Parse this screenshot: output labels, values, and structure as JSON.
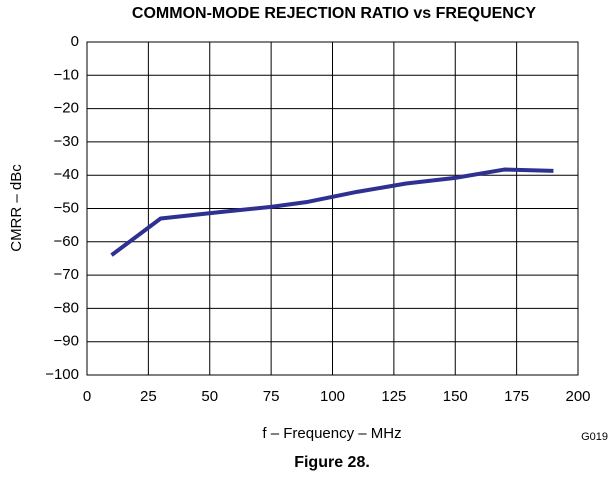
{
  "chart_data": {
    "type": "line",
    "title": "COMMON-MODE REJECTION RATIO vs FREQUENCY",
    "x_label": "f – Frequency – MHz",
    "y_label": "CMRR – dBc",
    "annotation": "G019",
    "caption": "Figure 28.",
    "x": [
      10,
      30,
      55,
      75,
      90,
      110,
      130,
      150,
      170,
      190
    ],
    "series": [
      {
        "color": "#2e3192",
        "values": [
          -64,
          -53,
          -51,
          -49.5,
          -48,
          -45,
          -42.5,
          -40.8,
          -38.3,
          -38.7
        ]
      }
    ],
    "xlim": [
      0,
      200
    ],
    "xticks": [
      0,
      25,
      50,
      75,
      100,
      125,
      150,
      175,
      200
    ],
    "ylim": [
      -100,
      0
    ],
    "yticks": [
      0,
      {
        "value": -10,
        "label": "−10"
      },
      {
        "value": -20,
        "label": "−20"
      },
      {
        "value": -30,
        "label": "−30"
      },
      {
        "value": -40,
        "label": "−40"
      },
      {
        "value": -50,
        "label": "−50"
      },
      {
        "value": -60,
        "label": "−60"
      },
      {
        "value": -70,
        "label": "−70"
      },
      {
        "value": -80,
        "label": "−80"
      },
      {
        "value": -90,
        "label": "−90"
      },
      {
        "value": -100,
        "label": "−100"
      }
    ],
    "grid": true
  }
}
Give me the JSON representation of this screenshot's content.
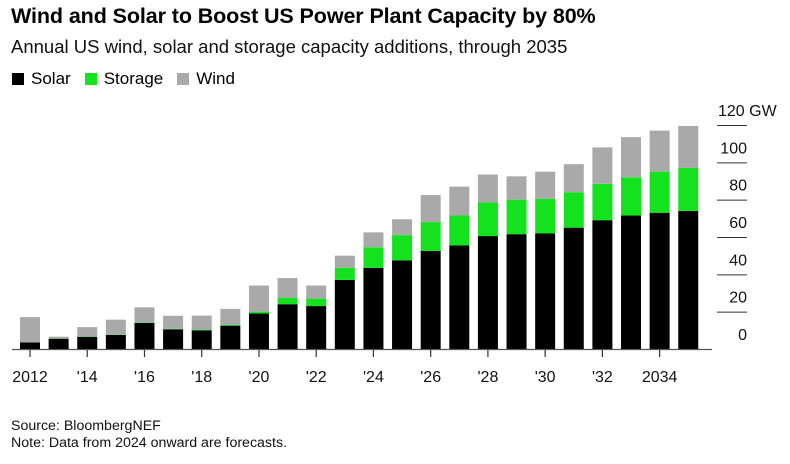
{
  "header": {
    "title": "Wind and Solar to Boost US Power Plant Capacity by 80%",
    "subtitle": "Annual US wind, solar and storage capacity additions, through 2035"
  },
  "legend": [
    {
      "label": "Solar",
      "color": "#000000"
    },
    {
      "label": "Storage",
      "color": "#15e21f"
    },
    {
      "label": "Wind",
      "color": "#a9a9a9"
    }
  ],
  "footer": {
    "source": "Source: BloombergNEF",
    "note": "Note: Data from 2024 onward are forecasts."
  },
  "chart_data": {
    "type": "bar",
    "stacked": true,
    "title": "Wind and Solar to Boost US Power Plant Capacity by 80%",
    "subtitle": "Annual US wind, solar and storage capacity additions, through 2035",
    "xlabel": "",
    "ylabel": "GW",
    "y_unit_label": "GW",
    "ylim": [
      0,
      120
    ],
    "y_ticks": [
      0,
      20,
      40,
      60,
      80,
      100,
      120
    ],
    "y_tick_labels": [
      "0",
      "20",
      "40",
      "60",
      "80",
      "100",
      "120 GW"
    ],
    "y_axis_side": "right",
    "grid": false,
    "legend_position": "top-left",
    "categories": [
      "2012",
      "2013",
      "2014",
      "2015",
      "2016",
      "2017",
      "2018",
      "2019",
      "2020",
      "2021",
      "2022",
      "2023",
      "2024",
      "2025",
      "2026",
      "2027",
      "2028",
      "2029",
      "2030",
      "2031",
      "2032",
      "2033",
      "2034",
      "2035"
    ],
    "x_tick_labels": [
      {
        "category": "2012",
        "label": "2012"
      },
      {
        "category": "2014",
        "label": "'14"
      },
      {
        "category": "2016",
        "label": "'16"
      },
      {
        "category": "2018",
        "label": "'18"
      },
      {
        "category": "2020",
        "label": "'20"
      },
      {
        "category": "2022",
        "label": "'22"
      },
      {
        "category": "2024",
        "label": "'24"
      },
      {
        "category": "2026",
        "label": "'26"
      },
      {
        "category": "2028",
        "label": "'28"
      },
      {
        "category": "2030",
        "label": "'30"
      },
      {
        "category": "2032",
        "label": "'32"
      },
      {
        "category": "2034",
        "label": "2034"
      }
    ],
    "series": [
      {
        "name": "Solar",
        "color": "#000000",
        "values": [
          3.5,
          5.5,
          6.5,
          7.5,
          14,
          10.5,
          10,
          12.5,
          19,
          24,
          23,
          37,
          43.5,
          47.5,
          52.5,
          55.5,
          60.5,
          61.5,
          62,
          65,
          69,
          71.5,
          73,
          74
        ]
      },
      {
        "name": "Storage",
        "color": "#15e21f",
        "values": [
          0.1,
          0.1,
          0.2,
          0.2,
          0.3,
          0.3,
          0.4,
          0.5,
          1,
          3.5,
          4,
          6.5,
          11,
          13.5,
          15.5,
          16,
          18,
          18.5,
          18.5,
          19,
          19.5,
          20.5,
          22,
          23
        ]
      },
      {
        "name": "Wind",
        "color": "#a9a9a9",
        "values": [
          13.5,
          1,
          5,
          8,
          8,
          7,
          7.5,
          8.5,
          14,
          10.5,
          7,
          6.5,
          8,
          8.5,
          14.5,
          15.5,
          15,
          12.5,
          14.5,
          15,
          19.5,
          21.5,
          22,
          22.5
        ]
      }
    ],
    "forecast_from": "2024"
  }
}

WRITTEN PROBLEM -
Reproduce all of the data exactly; the pictures do not belong in the copy.

RESPONSE BELOW -
Parse this screenshot: output labels, values, and structure as JSON.
{
  "chart_data": {
    "type": "line",
    "title": "COMMON-MODE REJECTION RATIO vs FREQUENCY",
    "x_label": "f – Frequency – MHz",
    "y_label": "CMRR – dBc",
    "annotation": "G019",
    "caption": "Figure 28.",
    "x": [
      10,
      30,
      55,
      75,
      90,
      110,
      130,
      150,
      170,
      190
    ],
    "series": [
      {
        "color": "#2e3192",
        "values": [
          -64,
          -53,
          -51,
          -49.5,
          -48,
          -45,
          -42.5,
          -40.8,
          -38.3,
          -38.7
        ]
      }
    ],
    "xlim": [
      0,
      200
    ],
    "xticks": [
      0,
      25,
      50,
      75,
      100,
      125,
      150,
      175,
      200
    ],
    "ylim": [
      -100,
      0
    ],
    "yticks": [
      0,
      {
        "value": -10,
        "label": "−10"
      },
      {
        "value": -20,
        "label": "−20"
      },
      {
        "value": -30,
        "label": "−30"
      },
      {
        "value": -40,
        "label": "−40"
      },
      {
        "value": -50,
        "label": "−50"
      },
      {
        "value": -60,
        "label": "−60"
      },
      {
        "value": -70,
        "label": "−70"
      },
      {
        "value": -80,
        "label": "−80"
      },
      {
        "value": -90,
        "label": "−90"
      },
      {
        "value": -100,
        "label": "−100"
      }
    ],
    "grid": true
  }
}
Give me the JSON representation of this screenshot's content.
{
  "header": {
    "title": "Wind and Solar to Boost US Power Plant Capacity by 80%",
    "subtitle": "Annual US wind, solar and storage capacity additions, through 2035"
  },
  "legend": [
    {
      "label": "Solar",
      "color": "#000000"
    },
    {
      "label": "Storage",
      "color": "#15e21f"
    },
    {
      "label": "Wind",
      "color": "#a9a9a9"
    }
  ],
  "footer": {
    "source": "Source: BloombergNEF",
    "note": "Note: Data from 2024 onward are forecasts."
  },
  "chart_data": {
    "type": "bar",
    "stacked": true,
    "title": "Wind and Solar to Boost US Power Plant Capacity by 80%",
    "subtitle": "Annual US wind, solar and storage capacity additions, through 2035",
    "xlabel": "",
    "ylabel": "GW",
    "y_unit_label": "GW",
    "ylim": [
      0,
      120
    ],
    "y_ticks": [
      0,
      20,
      40,
      60,
      80,
      100,
      120
    ],
    "y_tick_labels": [
      "0",
      "20",
      "40",
      "60",
      "80",
      "100",
      "120 GW"
    ],
    "y_axis_side": "right",
    "grid": false,
    "legend_position": "top-left",
    "categories": [
      "2012",
      "2013",
      "2014",
      "2015",
      "2016",
      "2017",
      "2018",
      "2019",
      "2020",
      "2021",
      "2022",
      "2023",
      "2024",
      "2025",
      "2026",
      "2027",
      "2028",
      "2029",
      "2030",
      "2031",
      "2032",
      "2033",
      "2034",
      "2035"
    ],
    "x_tick_labels": [
      {
        "category": "2012",
        "label": "2012"
      },
      {
        "category": "2014",
        "label": "'14"
      },
      {
        "category": "2016",
        "label": "'16"
      },
      {
        "category": "2018",
        "label": "'18"
      },
      {
        "category": "2020",
        "label": "'20"
      },
      {
        "category": "2022",
        "label": "'22"
      },
      {
        "category": "2024",
        "label": "'24"
      },
      {
        "category": "2026",
        "label": "'26"
      },
      {
        "category": "2028",
        "label": "'28"
      },
      {
        "category": "2030",
        "label": "'30"
      },
      {
        "category": "2032",
        "label": "'32"
      },
      {
        "category": "2034",
        "label": "2034"
      }
    ],
    "series": [
      {
        "name": "Solar",
        "color": "#000000",
        "values": [
          3.5,
          5.5,
          6.5,
          7.5,
          14,
          10.5,
          10,
          12.5,
          19,
          24,
          23,
          37,
          43.5,
          47.5,
          52.5,
          55.5,
          60.5,
          61.5,
          62,
          65,
          69,
          71.5,
          73,
          74
        ]
      },
      {
        "name": "Storage",
        "color": "#15e21f",
        "values": [
          0.1,
          0.1,
          0.2,
          0.2,
          0.3,
          0.3,
          0.4,
          0.5,
          1,
          3.5,
          4,
          6.5,
          11,
          13.5,
          15.5,
          16,
          18,
          18.5,
          18.5,
          19,
          19.5,
          20.5,
          22,
          23
        ]
      },
      {
        "name": "Wind",
        "color": "#a9a9a9",
        "values": [
          13.5,
          1,
          5,
          8,
          8,
          7,
          7.5,
          8.5,
          14,
          10.5,
          7,
          6.5,
          8,
          8.5,
          14.5,
          15.5,
          15,
          12.5,
          14.5,
          15,
          19.5,
          21.5,
          22,
          22.5
        ]
      }
    ],
    "forecast_from": "2024"
  }
}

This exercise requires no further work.